═════ Data records ═════

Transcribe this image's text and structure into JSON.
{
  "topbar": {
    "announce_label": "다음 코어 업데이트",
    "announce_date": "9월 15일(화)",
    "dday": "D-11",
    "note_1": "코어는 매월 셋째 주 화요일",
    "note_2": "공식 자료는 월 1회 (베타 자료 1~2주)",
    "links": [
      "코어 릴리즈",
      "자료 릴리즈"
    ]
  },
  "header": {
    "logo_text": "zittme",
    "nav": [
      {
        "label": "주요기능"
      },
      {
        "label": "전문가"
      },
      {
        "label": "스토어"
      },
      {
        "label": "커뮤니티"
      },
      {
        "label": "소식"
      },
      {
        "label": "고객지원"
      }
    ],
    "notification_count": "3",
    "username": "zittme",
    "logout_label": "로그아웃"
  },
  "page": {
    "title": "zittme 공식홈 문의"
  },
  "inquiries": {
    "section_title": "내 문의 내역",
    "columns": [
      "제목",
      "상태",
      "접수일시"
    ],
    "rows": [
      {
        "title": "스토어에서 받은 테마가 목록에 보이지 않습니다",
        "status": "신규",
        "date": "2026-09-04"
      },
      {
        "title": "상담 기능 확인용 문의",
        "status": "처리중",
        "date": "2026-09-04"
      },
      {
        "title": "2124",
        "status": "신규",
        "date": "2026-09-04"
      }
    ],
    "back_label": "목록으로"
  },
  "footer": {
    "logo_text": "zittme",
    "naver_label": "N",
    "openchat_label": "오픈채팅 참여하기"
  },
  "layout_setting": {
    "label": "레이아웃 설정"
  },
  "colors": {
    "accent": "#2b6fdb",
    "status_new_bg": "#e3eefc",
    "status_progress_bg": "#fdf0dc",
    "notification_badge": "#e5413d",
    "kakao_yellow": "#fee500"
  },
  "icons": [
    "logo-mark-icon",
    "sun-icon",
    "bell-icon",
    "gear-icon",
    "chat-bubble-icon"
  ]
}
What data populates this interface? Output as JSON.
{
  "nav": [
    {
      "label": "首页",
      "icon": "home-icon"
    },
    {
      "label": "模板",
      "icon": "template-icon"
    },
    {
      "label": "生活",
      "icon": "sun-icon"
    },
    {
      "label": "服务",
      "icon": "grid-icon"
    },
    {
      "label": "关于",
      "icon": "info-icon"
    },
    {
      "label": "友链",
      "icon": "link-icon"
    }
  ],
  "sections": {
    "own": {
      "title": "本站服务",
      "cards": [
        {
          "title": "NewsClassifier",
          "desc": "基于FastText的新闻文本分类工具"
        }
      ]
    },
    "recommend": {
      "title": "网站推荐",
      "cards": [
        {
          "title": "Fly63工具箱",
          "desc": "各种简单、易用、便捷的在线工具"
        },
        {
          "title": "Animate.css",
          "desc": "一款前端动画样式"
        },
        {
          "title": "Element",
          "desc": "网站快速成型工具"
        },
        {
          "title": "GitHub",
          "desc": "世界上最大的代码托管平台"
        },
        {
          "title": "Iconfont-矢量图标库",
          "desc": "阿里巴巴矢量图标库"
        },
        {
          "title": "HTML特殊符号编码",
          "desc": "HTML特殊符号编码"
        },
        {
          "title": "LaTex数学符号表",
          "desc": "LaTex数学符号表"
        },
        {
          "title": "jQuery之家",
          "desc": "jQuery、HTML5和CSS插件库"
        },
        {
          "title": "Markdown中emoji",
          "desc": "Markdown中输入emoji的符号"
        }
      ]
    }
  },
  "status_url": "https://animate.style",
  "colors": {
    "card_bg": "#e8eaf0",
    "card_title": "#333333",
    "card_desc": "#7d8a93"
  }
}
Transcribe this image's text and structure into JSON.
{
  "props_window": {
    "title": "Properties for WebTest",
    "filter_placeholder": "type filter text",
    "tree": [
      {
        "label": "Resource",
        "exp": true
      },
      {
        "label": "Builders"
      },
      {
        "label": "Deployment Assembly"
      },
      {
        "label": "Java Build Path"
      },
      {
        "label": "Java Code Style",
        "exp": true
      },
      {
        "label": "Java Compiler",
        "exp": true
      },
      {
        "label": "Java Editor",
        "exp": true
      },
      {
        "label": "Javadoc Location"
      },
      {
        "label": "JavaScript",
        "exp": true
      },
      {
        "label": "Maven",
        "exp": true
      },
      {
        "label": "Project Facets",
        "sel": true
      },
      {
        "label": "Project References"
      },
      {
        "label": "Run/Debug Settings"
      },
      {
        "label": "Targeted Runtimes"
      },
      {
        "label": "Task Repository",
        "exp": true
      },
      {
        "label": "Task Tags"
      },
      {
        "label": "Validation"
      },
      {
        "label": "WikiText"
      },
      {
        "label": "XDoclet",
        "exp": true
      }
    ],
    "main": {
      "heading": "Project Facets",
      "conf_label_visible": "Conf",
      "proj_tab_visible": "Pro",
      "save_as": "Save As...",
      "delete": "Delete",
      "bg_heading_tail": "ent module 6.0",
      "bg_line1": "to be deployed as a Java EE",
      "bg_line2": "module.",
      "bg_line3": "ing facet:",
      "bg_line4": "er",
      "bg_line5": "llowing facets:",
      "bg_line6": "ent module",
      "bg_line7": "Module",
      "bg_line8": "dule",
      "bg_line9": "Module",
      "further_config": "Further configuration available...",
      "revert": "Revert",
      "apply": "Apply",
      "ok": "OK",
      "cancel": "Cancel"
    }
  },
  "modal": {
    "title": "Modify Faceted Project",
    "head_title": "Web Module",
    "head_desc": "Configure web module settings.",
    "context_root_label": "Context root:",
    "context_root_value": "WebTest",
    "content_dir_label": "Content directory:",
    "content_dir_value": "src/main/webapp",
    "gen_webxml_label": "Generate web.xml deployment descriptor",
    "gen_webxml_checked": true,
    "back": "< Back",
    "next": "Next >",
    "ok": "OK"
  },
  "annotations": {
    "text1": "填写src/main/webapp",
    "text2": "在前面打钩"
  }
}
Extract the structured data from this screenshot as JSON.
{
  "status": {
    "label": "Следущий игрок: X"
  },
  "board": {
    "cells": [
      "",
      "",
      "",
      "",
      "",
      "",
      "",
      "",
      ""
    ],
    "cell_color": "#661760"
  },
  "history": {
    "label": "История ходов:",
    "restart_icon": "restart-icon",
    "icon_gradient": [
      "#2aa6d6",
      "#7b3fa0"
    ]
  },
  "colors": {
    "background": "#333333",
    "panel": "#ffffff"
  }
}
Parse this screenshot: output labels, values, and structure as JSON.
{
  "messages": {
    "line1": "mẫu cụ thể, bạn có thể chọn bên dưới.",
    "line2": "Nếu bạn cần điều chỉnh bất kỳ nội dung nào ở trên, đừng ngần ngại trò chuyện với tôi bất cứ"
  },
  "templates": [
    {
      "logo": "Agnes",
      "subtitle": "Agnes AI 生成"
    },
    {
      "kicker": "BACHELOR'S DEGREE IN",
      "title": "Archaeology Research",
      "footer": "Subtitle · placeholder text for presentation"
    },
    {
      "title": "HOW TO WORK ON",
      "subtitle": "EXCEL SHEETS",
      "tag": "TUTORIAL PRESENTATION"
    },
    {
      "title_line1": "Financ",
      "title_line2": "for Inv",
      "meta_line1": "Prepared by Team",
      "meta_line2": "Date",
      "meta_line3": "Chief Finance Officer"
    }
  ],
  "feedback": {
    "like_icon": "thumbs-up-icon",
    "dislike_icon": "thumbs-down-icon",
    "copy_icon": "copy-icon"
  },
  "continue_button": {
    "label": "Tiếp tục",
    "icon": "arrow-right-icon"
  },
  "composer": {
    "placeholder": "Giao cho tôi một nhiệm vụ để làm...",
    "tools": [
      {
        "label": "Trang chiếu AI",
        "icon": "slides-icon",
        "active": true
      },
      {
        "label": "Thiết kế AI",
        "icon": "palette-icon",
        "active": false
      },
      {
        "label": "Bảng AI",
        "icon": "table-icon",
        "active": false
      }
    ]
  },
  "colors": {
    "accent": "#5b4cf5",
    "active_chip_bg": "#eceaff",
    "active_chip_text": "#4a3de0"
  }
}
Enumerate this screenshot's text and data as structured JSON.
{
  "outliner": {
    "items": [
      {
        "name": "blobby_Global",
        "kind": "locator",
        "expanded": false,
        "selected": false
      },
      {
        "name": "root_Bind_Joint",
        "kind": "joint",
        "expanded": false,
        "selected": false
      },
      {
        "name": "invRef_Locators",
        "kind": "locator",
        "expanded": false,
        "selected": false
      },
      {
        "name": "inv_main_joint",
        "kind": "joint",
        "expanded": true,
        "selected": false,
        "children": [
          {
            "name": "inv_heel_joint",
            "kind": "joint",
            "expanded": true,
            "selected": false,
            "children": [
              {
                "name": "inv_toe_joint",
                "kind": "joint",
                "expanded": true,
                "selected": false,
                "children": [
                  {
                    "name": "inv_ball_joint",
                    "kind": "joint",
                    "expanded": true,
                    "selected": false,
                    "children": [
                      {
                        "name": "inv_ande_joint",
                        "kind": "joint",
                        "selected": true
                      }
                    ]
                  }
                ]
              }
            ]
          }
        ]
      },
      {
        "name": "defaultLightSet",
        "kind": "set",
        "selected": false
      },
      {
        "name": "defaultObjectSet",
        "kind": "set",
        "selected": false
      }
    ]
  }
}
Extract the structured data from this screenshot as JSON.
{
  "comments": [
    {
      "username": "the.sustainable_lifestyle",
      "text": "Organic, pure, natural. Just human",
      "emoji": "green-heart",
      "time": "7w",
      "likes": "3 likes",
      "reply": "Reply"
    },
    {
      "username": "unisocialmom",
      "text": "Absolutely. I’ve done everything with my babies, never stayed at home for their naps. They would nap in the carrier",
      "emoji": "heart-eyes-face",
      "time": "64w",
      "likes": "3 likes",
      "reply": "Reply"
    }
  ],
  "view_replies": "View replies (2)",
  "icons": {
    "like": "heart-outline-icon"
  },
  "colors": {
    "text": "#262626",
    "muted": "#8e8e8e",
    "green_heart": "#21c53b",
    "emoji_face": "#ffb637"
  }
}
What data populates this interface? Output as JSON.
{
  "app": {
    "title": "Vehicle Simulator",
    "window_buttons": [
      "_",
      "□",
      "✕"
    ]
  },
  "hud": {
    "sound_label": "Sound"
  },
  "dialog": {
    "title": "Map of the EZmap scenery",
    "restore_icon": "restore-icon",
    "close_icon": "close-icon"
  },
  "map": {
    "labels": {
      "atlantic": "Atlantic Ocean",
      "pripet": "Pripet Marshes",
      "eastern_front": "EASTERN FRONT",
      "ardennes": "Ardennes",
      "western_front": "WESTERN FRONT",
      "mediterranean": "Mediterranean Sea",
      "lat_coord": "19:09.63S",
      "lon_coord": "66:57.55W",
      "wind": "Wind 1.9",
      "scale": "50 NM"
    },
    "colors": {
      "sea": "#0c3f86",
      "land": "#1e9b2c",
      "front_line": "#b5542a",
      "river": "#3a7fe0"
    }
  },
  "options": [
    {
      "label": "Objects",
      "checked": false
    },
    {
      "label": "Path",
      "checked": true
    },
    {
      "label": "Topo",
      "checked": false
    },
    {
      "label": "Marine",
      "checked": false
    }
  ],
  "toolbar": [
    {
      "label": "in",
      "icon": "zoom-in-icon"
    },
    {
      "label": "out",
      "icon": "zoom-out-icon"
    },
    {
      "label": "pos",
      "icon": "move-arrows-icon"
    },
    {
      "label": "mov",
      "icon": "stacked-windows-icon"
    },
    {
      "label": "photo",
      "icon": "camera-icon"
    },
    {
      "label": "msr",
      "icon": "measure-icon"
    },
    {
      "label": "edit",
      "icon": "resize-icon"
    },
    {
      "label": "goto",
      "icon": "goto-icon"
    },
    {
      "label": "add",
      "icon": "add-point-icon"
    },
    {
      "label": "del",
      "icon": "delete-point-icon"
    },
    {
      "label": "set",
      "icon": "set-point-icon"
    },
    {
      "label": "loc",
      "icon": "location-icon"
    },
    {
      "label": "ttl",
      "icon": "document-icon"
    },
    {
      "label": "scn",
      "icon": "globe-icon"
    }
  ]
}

═════

What you should do |
Give the number of lines above that hold the word "thumbs", and nothing more.

Solution to this problem |
2